▶ [Texte de référence]:
Le Daghestan à la conquête du MMA : la république des champions
Le Daghestan domine le monde du MMA
Le calcul est difficilement réalisable, mais on doute fort qu’il nous donne tort : jamais une si petite république, de 3 millions d’habitants à peine, n’a fourni au MMA autant de champions et de combattants de haut niveau que le Daghestan. La petite république russe, située dans le Caucase, domine la division n°1 de l’UFC (lightweight) depuis l’avènement de Khabib Nurmagomedov en 2018 : Charles Oliveira a brièvement repris le titre laissé vacant par Khabib, mais c’est rapidement son successeur spirituel Islam Makhachev qui a reconquis le trône et n’est pas près de le céder.
Un autre Nurmagomedov, Usman, petit cousin de Khabib, est actuellement champion lightweight du Bellator, rival de l’UFC ; Umar Nurmagomedov, le troisième larron, a récemment défié Merab Dvalishvili pour la ceinture bantamweight de l’UFC et est appelé à devenir champion un jour. Et il n’y a pas que les Nurmagomedov : le 8 mars prochain, à l’UFC 313, Magomed Ankalaev défiera Alex Pereira pour la ceinture light-heavyweight.
Le terrifiant Sharabutdin « Bullet » Magomedov, 14e de la catégorie middleweight, combat le week-end prochain Michael Page lors de l’UFC Fight Night 250 à Riyad : en 2024, « Bullet » avait signé l’un des K.O de l’année, et il fait partie des plus grands espoirs du MMA. Sur cette même carte, un certain… Saïd Nurmagomedov combattra – aucun lien de parenté, cette fois, mais bel et bien un énième talent daghestanais.

▶ [Matériel fourni]:
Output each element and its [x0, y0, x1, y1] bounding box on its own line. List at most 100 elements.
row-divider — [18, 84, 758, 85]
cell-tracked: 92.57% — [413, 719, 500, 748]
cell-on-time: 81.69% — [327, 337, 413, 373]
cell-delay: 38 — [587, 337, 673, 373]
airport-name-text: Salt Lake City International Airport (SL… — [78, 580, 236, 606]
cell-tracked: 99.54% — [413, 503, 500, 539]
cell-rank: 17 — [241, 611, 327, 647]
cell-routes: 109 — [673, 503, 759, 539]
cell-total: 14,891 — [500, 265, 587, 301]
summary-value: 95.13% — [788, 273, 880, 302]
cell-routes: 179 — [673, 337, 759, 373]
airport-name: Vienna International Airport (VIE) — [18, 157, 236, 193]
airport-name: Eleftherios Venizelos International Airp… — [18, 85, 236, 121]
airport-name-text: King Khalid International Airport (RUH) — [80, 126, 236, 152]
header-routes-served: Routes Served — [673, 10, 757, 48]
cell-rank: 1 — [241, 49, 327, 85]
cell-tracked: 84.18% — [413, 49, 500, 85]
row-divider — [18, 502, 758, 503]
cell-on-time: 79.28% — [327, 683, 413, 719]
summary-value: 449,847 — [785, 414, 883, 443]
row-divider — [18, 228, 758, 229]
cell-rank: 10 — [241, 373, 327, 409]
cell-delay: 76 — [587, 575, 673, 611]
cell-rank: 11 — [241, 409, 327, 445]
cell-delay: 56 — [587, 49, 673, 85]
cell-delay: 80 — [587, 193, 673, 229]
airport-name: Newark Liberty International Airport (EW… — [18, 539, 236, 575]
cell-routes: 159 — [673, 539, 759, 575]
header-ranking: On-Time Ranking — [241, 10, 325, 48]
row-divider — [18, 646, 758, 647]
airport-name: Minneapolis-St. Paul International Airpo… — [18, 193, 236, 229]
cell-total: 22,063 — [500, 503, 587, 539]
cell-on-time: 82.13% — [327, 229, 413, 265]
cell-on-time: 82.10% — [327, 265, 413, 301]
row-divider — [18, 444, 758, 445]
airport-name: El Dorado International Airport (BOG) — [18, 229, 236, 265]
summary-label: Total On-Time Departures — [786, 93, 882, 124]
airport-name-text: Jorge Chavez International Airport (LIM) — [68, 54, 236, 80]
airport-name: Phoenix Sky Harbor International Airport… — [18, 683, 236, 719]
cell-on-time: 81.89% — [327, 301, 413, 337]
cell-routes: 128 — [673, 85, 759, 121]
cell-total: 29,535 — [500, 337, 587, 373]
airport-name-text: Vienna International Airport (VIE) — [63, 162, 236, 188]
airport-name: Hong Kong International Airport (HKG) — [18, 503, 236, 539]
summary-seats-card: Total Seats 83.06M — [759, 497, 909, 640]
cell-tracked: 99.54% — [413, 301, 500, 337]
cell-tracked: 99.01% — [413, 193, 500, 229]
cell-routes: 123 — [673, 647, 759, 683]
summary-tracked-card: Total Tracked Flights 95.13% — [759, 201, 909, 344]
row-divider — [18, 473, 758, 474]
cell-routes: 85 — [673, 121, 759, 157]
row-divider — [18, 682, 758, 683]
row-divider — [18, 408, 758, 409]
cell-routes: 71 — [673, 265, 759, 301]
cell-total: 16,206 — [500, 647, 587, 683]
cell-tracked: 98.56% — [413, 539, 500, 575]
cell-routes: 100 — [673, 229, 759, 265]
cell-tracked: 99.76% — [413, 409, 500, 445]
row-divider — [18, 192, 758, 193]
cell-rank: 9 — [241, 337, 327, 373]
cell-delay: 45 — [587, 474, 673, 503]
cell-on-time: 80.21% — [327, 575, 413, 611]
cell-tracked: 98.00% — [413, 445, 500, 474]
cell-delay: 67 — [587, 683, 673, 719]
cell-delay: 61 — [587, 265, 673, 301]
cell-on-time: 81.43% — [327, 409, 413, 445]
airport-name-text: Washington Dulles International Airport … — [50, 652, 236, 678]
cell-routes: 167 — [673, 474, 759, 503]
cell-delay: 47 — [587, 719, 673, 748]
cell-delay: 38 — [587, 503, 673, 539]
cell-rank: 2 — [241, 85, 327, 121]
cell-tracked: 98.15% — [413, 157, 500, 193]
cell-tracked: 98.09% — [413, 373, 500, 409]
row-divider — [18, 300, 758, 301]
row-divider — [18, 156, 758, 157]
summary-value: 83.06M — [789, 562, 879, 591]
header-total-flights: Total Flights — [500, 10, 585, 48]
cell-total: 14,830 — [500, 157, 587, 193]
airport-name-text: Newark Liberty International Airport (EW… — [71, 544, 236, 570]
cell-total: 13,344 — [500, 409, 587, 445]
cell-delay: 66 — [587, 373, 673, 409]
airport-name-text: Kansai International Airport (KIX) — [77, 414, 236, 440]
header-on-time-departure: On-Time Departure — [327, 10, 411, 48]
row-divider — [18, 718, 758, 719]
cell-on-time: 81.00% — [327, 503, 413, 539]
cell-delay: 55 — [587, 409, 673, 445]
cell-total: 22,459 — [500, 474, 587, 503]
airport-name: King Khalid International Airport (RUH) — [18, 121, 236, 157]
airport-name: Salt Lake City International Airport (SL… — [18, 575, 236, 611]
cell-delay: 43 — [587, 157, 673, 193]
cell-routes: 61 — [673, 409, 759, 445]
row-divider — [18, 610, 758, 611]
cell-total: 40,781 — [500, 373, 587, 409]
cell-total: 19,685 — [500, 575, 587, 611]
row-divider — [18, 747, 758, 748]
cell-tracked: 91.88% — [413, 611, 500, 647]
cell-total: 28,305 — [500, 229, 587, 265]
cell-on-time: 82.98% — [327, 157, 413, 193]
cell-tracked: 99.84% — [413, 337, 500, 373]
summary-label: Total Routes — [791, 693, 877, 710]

▶ [Exercices à traiter]:
1) D'après le texte sur le MMA au Daghestan, qui Magomed Ankalaev affrontera-t-il à l'UFC 313 ?
2) Rédigez la suite du texte sur le MMA au Daghestan, à partir de sa dernière phrase.

▶ [Réponses successives]:
1) Alex Pereira, pour la ceinture light-heavyweight.

2)
La diaspora daghestanaise se répand dans le MMA
Et tout cela sans même mentionner la diaspora et les combattants qui, officiellement, ne brandissent plus ni le drapeau russe ni les couleurs du Daghestan dans l’octogone. On pense là au Français d’adoption Nassourdine Imavov, n°5 de la catégorie middleweight et main event ce week-end qui défie Israel Adesanya pour se rapprocher de la ceinture. Ou à son compatriote Abdoul Abdouraguimov, double champion de l’ARES FC et en route vers un titre au PFL, concurrent de l’UFC. Bref : le Daghestan est partout, et sans même un pays à part entière, s’est imposé comme l’un des acteurs majeurs du MMA mondial – on ne pense parfois même plus « combattant russe » : on pense « combattant daghestanais », tant la distinction est évidente dans l’esprit des amateurs du sport.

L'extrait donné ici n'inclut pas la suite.